### Brano citato
__________
Giacomo Zanella, prete e poeta scientifico

Marco Fulvio Barozzi
Through the optic glass
11 min readJul 27, 2016

Sopra la conchiglia fossile – nel mio studio

Non è strano che uno dei pochi poeti scientifici italiani sia stato un prete? Oramai quasi dimenticato dalle antologie, citato di sbieco nelle storie della letteratura, il poeta vicentino Giacomo Zanella (1820–1888) fu sacerdote, patriota e professore di lettere e filosofia (un suo allievo fu Antonio Fogazzaro). Venne allontanato dall’insegnamento a causa delle sue idee patriottiche e solamente dopo che il Veneto fu annesso all’Italia poté ritornare ad insegnare all’Università di Padova, di cui divenne anche rettore.

La sua prima raccolta di versi di tendenza romantica vide la luce nel 1868. La produzione poetica del Zanella durò per circa vent’anni, fino alla morte, e fu originale rispetto al panorama letterario del suo tempo per la capacità di presentare in versi argomenti di carattere scientifico e il tentativo di conciliare religiosità cattolica, cultura positivista e problemi sociali (come il lavoro operaio e la povertà). Zanella visse in un’epoca di trasformazioni politiche, letterarie e soprattutto scientifiche, che accolse con favore e inserì in una visione provvidenziale della storia.

Le scelte poetiche dello Zanella contribuirono a collocarlo, nell’ambiente culturale del suo tempo, in una posizione anomala. Egli, infatti, fu mal visto sia dal mondo culturale laico, per il suo rifiuto delle tesi materialistiche, sia da una parte delle autorità ecclesiastiche per il patriottismo, la scienza e l’interesse per la “questione sociale”.

La sua poesia più famosa è Sopra la conchiglia fossile – nel mio studio. Motivo d’ispirazione fu la vista di una conchiglia fossile, trovata in un luogo montano e adoperata come fermacarte. Il poeta, contemplando la conchiglia, medita sulle età più antiche della terra e sul destino dell’umanità, il cui futuro nasce dalle ceneri del passato attraverso un percorso che coinvolge l’intero universo.
__________
### Dati forniti
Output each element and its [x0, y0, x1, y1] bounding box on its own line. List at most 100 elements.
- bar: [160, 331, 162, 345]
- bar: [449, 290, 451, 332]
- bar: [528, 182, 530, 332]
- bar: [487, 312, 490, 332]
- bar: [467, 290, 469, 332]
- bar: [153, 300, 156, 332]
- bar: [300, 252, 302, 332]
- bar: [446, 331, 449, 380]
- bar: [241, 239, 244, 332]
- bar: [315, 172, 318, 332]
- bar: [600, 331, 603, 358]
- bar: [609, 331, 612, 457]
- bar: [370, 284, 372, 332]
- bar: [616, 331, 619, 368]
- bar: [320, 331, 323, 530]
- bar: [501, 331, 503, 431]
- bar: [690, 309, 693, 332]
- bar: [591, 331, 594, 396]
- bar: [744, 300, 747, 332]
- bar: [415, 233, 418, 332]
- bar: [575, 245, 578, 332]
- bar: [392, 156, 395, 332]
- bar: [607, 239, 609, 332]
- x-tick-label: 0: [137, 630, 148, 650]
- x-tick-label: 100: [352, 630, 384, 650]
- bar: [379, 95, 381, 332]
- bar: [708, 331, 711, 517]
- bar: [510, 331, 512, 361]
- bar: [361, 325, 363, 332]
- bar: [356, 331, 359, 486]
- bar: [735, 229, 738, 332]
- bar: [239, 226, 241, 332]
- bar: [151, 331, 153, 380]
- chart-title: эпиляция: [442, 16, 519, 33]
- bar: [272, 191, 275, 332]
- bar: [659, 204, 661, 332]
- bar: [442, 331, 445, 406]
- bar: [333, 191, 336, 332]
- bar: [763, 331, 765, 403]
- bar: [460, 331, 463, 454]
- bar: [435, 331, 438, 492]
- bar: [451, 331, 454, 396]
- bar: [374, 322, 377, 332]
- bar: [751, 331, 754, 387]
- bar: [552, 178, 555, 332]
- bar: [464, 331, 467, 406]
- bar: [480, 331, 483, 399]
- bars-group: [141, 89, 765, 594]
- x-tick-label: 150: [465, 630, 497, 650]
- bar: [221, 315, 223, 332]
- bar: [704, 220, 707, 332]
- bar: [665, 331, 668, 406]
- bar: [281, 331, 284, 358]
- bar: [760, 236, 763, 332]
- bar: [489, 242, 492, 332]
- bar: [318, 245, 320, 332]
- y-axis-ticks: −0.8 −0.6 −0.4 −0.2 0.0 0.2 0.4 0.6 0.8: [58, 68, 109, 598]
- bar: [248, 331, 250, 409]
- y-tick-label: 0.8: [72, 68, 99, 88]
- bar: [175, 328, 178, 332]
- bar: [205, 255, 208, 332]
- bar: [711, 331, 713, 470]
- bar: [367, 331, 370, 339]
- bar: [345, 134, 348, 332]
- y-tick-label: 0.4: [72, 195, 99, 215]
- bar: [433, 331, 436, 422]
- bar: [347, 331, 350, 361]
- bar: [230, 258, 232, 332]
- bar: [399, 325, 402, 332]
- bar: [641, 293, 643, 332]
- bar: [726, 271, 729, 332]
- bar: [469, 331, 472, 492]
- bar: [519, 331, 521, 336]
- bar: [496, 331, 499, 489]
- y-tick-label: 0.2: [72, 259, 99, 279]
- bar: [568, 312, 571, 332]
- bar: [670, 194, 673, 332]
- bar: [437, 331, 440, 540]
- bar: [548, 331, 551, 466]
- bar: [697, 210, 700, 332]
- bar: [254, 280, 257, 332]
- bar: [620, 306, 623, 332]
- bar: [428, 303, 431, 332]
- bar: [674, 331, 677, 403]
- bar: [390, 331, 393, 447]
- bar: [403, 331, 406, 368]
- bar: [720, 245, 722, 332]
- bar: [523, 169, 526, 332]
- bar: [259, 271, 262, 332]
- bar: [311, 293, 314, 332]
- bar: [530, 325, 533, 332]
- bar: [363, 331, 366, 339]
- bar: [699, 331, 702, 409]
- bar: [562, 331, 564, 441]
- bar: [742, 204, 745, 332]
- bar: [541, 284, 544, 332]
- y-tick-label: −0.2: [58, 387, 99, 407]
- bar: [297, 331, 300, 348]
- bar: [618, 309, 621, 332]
__________
### Esercizio
Per favore, spiega in una o due frasi perché, secondo il brano su Giacomo Zanella, il poeta occupò una posizione anomala nell’ambiente culturale del suo tempo.

### Soluzione
Zanella fu mal visto dal mondo culturale laico perché rifiutava le tesi materialistiche. Anche una parte delle autorità ecclesiastiche lo guardava con sfavore per il suo patriottismo, per la scienza e per l’interesse verso la "questione sociale".